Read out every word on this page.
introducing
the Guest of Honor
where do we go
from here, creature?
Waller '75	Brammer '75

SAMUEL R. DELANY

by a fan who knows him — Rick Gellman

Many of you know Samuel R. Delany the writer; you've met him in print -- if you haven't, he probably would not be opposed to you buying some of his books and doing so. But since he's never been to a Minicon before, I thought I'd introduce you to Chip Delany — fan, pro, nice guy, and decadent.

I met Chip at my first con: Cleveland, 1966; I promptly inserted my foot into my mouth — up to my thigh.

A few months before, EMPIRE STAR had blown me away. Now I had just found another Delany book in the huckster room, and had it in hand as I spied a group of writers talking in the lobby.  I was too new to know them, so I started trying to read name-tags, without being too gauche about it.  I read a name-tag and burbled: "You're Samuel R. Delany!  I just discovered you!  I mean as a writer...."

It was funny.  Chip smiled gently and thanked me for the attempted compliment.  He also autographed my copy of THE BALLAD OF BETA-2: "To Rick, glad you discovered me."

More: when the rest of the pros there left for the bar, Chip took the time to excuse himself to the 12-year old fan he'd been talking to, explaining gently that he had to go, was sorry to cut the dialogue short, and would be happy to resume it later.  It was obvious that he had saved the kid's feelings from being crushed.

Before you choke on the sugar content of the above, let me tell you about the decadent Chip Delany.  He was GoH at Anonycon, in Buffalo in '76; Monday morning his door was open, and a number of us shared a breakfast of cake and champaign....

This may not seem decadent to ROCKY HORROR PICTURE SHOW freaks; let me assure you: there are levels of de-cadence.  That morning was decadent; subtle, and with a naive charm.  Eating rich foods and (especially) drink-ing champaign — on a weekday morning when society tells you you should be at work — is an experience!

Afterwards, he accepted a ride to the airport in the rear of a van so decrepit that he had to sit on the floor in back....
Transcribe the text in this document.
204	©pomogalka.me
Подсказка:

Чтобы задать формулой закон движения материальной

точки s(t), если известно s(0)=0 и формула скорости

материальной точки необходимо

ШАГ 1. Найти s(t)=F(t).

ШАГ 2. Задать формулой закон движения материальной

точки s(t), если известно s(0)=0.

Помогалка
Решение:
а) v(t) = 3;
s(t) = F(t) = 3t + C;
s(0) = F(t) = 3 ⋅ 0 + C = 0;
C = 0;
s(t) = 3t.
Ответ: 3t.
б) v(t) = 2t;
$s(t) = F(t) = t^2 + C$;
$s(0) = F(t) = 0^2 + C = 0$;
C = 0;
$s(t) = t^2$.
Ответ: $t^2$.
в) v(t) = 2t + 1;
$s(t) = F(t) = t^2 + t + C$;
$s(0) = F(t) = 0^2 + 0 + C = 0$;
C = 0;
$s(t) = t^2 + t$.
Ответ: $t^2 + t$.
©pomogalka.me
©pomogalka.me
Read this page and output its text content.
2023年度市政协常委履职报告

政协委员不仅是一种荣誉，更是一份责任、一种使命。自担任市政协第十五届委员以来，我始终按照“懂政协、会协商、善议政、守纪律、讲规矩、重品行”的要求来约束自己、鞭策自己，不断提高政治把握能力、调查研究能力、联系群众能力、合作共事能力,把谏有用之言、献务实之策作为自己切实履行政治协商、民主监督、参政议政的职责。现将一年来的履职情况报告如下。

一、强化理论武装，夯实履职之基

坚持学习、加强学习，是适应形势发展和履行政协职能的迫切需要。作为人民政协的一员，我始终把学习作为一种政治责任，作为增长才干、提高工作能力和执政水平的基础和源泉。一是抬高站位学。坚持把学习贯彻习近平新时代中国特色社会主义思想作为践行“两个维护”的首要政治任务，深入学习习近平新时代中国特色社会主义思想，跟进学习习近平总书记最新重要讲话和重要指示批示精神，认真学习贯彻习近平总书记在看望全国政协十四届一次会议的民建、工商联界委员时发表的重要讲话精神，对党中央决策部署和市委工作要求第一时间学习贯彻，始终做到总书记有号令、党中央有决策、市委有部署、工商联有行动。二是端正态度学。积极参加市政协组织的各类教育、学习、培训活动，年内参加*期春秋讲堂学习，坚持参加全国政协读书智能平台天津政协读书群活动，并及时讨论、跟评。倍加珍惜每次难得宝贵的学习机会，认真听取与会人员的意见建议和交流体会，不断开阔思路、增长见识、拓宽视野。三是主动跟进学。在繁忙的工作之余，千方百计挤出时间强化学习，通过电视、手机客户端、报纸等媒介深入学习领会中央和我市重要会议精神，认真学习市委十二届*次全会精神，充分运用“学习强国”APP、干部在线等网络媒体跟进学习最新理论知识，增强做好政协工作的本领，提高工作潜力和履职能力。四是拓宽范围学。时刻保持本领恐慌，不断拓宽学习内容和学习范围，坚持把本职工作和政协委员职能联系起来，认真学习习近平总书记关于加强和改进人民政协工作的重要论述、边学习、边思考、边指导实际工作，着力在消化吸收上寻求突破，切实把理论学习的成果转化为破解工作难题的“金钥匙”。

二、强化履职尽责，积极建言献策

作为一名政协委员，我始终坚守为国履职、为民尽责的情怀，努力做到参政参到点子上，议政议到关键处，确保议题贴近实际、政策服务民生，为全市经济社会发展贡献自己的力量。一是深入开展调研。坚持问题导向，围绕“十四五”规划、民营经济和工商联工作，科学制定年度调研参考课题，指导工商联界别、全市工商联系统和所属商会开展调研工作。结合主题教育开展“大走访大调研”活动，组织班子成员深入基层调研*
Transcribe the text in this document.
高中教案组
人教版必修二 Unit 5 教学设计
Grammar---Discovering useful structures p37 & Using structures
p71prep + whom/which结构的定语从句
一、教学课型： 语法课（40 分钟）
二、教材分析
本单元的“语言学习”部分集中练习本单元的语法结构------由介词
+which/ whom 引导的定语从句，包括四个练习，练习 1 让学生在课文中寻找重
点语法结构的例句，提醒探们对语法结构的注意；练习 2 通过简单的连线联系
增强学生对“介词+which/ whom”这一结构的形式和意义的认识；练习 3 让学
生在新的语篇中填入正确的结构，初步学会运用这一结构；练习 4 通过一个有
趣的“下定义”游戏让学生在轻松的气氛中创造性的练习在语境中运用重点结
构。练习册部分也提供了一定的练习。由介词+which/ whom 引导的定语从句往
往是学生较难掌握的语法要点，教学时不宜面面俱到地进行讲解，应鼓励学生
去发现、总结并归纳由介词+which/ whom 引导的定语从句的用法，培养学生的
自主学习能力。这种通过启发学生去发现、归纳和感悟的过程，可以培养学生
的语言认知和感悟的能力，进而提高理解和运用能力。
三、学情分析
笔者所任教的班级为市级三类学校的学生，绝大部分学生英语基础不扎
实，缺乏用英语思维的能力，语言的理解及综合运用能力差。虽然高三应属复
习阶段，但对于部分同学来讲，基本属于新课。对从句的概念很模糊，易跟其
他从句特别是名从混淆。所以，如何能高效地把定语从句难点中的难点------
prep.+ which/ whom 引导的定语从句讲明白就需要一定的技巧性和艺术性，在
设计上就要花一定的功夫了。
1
····················
Requirements:
Go over the records above line by line and count those holding the word "would". Reply only with the number.

Answer in full:
2